• **GOAL OF THE EXERCISE**: Print every row below without changing a single character.

• **INPUT ROWS**:
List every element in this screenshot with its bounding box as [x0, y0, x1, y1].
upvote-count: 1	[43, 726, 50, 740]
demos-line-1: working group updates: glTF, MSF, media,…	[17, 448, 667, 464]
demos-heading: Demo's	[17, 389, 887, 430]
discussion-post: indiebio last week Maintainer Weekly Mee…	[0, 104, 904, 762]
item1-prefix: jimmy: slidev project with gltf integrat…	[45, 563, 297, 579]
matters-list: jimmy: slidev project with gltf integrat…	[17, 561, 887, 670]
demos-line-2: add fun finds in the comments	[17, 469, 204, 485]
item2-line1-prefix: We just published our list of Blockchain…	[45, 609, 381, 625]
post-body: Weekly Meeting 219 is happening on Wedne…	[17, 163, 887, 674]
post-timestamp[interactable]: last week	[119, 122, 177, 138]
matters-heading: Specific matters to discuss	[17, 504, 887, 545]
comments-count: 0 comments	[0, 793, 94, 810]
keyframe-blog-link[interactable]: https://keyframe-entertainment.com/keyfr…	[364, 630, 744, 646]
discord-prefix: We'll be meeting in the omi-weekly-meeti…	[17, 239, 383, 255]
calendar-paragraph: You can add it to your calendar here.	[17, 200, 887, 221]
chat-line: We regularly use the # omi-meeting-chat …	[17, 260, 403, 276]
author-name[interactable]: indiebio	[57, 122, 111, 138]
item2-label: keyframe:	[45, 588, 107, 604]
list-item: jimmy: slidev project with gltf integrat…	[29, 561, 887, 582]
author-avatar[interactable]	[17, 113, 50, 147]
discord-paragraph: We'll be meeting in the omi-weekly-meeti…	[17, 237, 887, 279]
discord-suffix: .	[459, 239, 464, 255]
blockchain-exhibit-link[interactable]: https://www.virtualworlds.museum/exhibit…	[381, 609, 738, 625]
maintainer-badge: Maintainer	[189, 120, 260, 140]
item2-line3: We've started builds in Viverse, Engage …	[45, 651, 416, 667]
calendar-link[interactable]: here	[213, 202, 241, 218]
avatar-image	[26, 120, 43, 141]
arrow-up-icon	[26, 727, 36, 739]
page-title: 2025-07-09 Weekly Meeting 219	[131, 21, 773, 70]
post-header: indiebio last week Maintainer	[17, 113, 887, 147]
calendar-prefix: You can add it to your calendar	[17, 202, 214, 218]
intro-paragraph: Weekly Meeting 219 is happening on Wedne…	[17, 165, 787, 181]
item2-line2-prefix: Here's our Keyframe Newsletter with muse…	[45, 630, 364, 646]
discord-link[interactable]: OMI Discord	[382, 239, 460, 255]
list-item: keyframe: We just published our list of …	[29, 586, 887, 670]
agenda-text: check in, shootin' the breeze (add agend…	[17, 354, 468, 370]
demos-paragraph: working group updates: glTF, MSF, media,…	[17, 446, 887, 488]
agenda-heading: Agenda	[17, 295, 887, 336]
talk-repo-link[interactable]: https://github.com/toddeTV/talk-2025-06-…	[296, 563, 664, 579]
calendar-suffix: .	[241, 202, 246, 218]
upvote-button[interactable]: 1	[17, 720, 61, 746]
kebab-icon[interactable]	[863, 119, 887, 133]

• **COMPLETED TASK**:
List every element in this screenshot with its bounding box as [x0, y0, x1, y1].
upvote-count: 1	[43, 726, 50, 740]
demos-line-1: working group updates: glTF, MSF, media,…	[17, 448, 667, 464]
demos-heading: Demo's	[17, 389, 887, 430]
discussion-post: indiebio last week Maintainer Weekly Mee…	[0, 104, 904, 762]
item1-prefix: jimmy: slidev project with gltf integrat…	[45, 563, 297, 579]
matters-list: jimmy: slidev project with gltf integrat…	[17, 561, 887, 670]
demos-line-2: add fun finds in the comments	[17, 469, 204, 485]
item2-line1-prefix: We just published our list of Blockchain…	[45, 609, 381, 625]
post-body: Weekly Meeting 219 is happening on Wedne…	[17, 163, 887, 674]
post-timestamp[interactable]: last week	[119, 122, 177, 138]
matters-heading: Specific matters to discuss	[17, 504, 887, 545]
comments-count: 0 comments	[0, 793, 94, 810]
keyframe-blog-link[interactable]: https://keyframe-entertainment.com/keyfr…	[364, 630, 744, 646]
discord-prefix: We'll be meeting in the omi-weekly-meeti…	[17, 239, 383, 255]
calendar-paragraph: You can add it to your calendar here.	[17, 200, 887, 221]
chat-line: We regularly use the # omi-meeting-chat …	[17, 260, 403, 276]
author-name[interactable]: indiebio	[57, 122, 111, 138]
item2-label: keyframe:	[45, 588, 107, 604]
list-item: jimmy: slidev project with gltf integrat…	[29, 561, 887, 582]
author-avatar[interactable]	[17, 113, 50, 147]
discord-paragraph: We'll be meeting in the omi-weekly-meeti…	[17, 237, 887, 279]
discord-suffix: .	[459, 239, 464, 255]
blockchain-exhibit-link[interactable]: https://www.virtualworlds.museum/exhibit…	[381, 609, 738, 625]
maintainer-badge: Maintainer	[189, 120, 260, 140]
item2-line3: We've started builds in Viverse, Engage …	[45, 651, 416, 667]
calendar-link[interactable]: here	[213, 202, 241, 218]
avatar-image	[26, 120, 43, 141]
arrow-up-icon	[26, 727, 36, 739]
page-title: 2025-07-09 Weekly Meeting 219	[131, 21, 773, 70]
post-header: indiebio last week Maintainer	[17, 113, 887, 147]
calendar-prefix: You can add it to your calendar	[17, 202, 214, 218]
intro-paragraph: Weekly Meeting 219 is happening on Wedne…	[17, 165, 787, 181]
item2-line2-prefix: Here's our Keyframe Newsletter with muse…	[45, 630, 364, 646]
discord-link[interactable]: OMI Discord	[382, 239, 460, 255]
list-item: keyframe: We just published our list of …	[29, 586, 887, 670]
agenda-text: check in, shootin' the breeze (add agend…	[17, 354, 468, 370]
demos-paragraph: working group updates: glTF, MSF, media,…	[17, 446, 887, 488]
agenda-heading: Agenda	[17, 295, 887, 336]
talk-repo-link[interactable]: https://github.com/toddeTV/talk-2025-06-…	[296, 563, 664, 579]
calendar-suffix: .	[241, 202, 246, 218]
upvote-button[interactable]: 1	[17, 720, 61, 746]
kebab-icon[interactable]	[863, 119, 887, 133]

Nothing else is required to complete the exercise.